--- Excerpted data ---
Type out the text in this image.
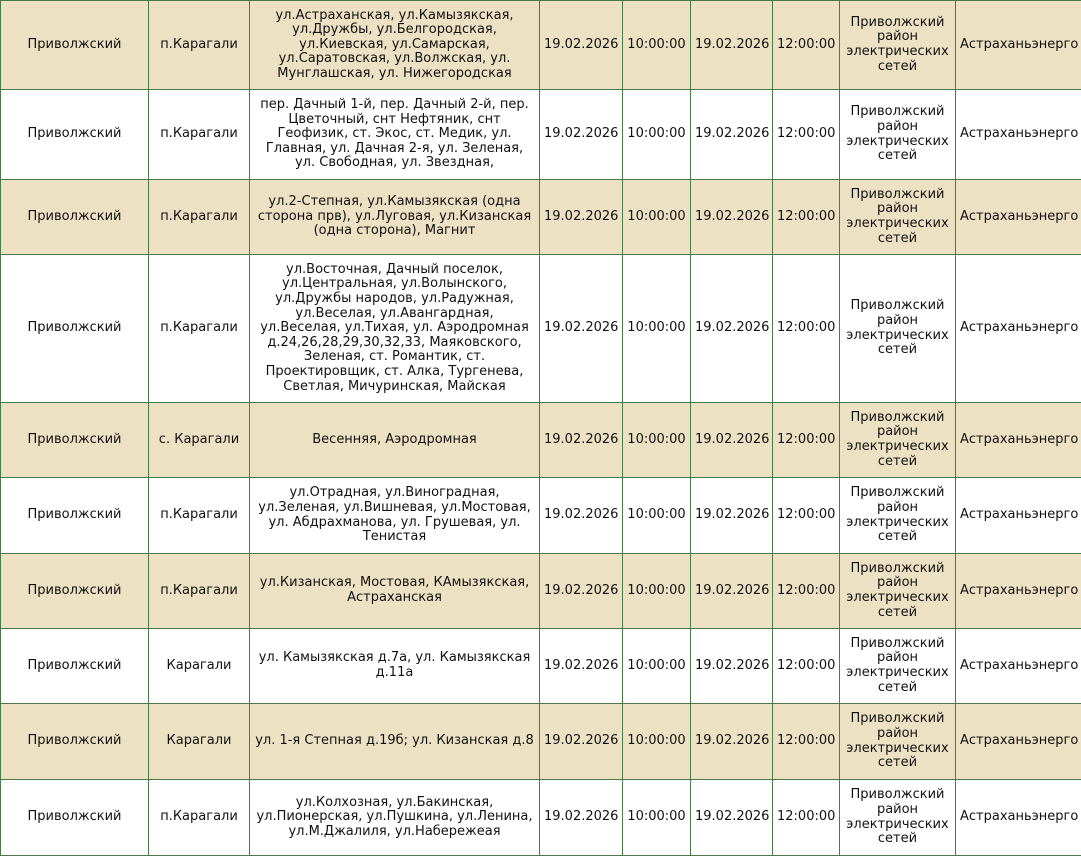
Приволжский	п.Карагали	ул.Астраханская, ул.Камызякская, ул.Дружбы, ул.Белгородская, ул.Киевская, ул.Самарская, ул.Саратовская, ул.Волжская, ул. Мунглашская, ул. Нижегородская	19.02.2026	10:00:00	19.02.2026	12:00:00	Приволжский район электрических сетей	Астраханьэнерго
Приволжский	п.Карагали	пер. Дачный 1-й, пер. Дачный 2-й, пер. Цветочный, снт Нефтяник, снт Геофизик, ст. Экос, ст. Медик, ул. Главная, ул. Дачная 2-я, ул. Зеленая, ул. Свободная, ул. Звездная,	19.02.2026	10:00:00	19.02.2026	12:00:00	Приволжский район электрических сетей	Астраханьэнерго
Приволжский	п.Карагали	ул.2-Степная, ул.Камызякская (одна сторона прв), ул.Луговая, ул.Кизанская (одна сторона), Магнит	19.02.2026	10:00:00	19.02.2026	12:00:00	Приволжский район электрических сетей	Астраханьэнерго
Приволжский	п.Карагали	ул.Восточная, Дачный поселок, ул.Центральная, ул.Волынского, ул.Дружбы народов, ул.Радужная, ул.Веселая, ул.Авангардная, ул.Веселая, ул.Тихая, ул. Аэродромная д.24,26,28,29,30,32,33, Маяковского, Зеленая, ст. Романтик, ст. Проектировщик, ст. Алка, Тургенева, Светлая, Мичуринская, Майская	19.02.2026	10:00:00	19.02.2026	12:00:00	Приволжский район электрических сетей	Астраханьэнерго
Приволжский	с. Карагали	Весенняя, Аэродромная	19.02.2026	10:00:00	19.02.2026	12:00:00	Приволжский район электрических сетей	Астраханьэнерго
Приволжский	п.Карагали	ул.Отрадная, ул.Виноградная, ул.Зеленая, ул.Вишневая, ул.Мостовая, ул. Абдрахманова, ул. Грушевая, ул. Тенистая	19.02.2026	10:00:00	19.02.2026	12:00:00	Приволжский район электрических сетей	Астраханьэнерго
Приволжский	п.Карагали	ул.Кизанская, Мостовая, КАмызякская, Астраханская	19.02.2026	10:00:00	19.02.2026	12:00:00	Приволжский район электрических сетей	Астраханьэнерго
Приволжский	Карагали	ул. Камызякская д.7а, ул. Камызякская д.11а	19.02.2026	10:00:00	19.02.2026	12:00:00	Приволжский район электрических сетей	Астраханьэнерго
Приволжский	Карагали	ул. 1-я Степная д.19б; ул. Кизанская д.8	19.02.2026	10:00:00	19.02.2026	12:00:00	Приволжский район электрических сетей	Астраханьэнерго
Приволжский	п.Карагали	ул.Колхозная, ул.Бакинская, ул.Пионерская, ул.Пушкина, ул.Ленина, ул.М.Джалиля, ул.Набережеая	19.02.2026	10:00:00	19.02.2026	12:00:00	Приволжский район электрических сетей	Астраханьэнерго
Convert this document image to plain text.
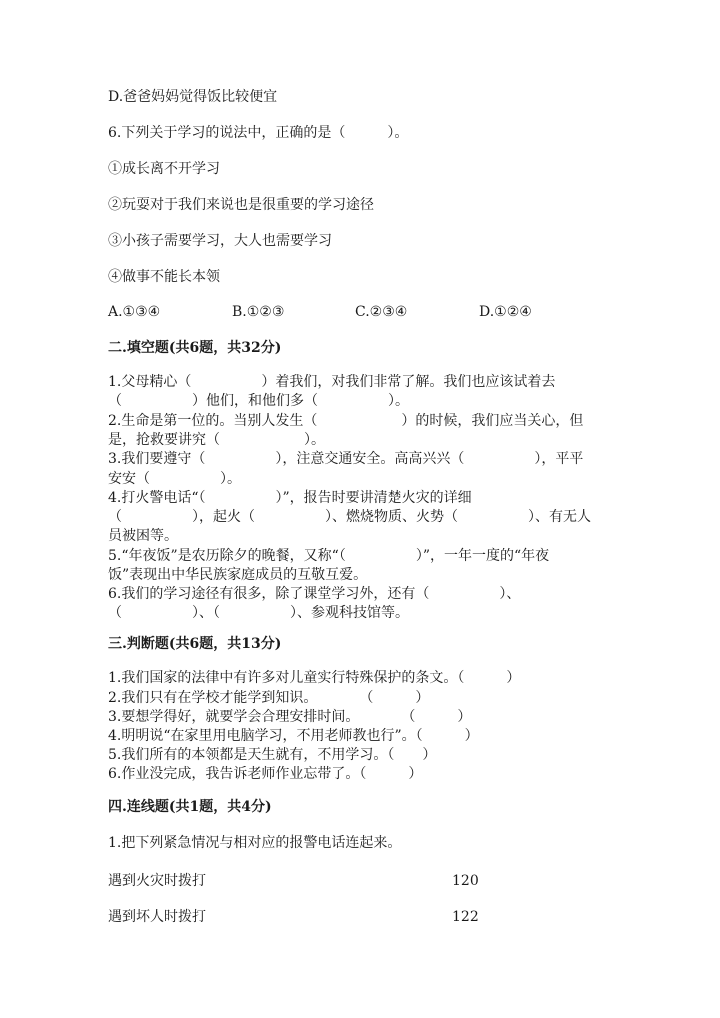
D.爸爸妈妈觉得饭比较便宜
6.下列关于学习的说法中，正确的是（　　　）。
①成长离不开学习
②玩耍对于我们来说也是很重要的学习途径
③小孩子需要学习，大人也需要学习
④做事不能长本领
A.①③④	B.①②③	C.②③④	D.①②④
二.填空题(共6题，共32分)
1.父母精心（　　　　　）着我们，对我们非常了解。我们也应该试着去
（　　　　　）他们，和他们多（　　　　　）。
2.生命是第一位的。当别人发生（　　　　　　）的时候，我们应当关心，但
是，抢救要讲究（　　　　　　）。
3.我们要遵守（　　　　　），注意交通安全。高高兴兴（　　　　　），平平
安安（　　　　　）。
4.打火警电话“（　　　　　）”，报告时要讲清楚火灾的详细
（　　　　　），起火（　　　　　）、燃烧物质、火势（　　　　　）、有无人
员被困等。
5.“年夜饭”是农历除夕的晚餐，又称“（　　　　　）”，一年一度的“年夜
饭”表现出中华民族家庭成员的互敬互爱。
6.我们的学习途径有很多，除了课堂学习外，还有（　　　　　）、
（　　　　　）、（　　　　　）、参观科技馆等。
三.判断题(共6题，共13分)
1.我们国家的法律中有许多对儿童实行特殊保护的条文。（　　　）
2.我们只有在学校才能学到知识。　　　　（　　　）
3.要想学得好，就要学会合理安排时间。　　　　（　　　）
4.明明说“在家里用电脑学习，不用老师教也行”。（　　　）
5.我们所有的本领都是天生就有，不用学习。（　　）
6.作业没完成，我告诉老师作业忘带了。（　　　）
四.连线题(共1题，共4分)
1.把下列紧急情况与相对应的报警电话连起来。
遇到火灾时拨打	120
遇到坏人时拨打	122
---
▶ _Directive_: Leave the images out and output the remaining material exactly as it stands.

▶ _Answer to the exercise_:
Type out the text in this image.
Приволжский	п.Карагали	ул.Астраханская, ул.Камызякская, ул.Дружбы, ул.Белгородская, ул.Киевская, ул.Самарская, ул.Саратовская, ул.Волжская, ул. Мунглашская, ул. Нижегородская	19.02.2026	10:00:00	19.02.2026	12:00:00	Приволжский район электрических сетей	Астраханьэнерго
Приволжский	п.Карагали	пер. Дачный 1-й, пер. Дачный 2-й, пер. Цветочный, снт Нефтяник, снт Геофизик, ст. Экос, ст. Медик, ул. Главная, ул. Дачная 2-я, ул. Зеленая, ул. Свободная, ул. Звездная,	19.02.2026	10:00:00	19.02.2026	12:00:00	Приволжский район электрических сетей	Астраханьэнерго
Приволжский	п.Карагали	ул.2-Степная, ул.Камызякская (одна сторона прв), ул.Луговая, ул.Кизанская (одна сторона), Магнит	19.02.2026	10:00:00	19.02.2026	12:00:00	Приволжский район электрических сетей	Астраханьэнерго
Приволжский	п.Карагали	ул.Восточная, Дачный поселок, ул.Центральная, ул.Волынского, ул.Дружбы народов, ул.Радужная, ул.Веселая, ул.Авангардная, ул.Веселая, ул.Тихая, ул. Аэродромная д.24,26,28,29,30,32,33, Маяковского, Зеленая, ст. Романтик, ст. Проектировщик, ст. Алка, Тургенева, Светлая, Мичуринская, Майская	19.02.2026	10:00:00	19.02.2026	12:00:00	Приволжский район электрических сетей	Астраханьэнерго
Приволжский	с. Карагали	Весенняя, Аэродромная	19.02.2026	10:00:00	19.02.2026	12:00:00	Приволжский район электрических сетей	Астраханьэнерго
Приволжский	п.Карагали	ул.Отрадная, ул.Виноградная, ул.Зеленая, ул.Вишневая, ул.Мостовая, ул. Абдрахманова, ул. Грушевая, ул. Тенистая	19.02.2026	10:00:00	19.02.2026	12:00:00	Приволжский район электрических сетей	Астраханьэнерго
Приволжский	п.Карагали	ул.Кизанская, Мостовая, КАмызякская, Астраханская	19.02.2026	10:00:00	19.02.2026	12:00:00	Приволжский район электрических сетей	Астраханьэнерго
Приволжский	Карагали	ул. Камызякская д.7а, ул. Камызякская д.11а	19.02.2026	10:00:00	19.02.2026	12:00:00	Приволжский район электрических сетей	Астраханьэнерго
Приволжский	Карагали	ул. 1-я Степная д.19б; ул. Кизанская д.8	19.02.2026	10:00:00	19.02.2026	12:00:00	Приволжский район электрических сетей	Астраханьэнерго
Приволжский	п.Карагали	ул.Колхозная, ул.Бакинская, ул.Пионерская, ул.Пушкина, ул.Ленина, ул.М.Джалиля, ул.Набережеая	19.02.2026	10:00:00	19.02.2026	12:00:00	Приволжский район электрических сетей	Астраханьэнерго
Convert this document image to plain text.
D.爸爸妈妈觉得饭比较便宜
6.下列关于学习的说法中，正确的是（　　　）。
①成长离不开学习
②玩耍对于我们来说也是很重要的学习途径
③小孩子需要学习，大人也需要学习
④做事不能长本领
A.①③④	B.①②③	C.②③④	D.①②④
二.填空题(共6题，共32分)
1.父母精心（　　　　　）着我们，对我们非常了解。我们也应该试着去
（　　　　　）他们，和他们多（　　　　　）。
2.生命是第一位的。当别人发生（　　　　　　）的时候，我们应当关心，但
是，抢救要讲究（　　　　　　）。
3.我们要遵守（　　　　　），注意交通安全。高高兴兴（　　　　　），平平
安安（　　　　　）。
4.打火警电话“（　　　　　）”，报告时要讲清楚火灾的详细
（　　　　　），起火（　　　　　）、燃烧物质、火势（　　　　　）、有无人
员被困等。
5.“年夜饭”是农历除夕的晚餐，又称“（　　　　　）”，一年一度的“年夜
饭”表现出中华民族家庭成员的互敬互爱。
6.我们的学习途径有很多，除了课堂学习外，还有（　　　　　）、
（　　　　　）、（　　　　　）、参观科技馆等。
三.判断题(共6题，共13分)
1.我们国家的法律中有许多对儿童实行特殊保护的条文。（　　　）
2.我们只有在学校才能学到知识。　　　　（　　　）
3.要想学得好，就要学会合理安排时间。　　　　（　　　）
4.明明说“在家里用电脑学习，不用老师教也行”。（　　　）
5.我们所有的本领都是天生就有，不用学习。（　　）
6.作业没完成，我告诉老师作业忘带了。（　　　）
四.连线题(共1题，共4分)
1.把下列紧急情况与相对应的报警电话连起来。
遇到火灾时拨打	120
遇到坏人时拨打	122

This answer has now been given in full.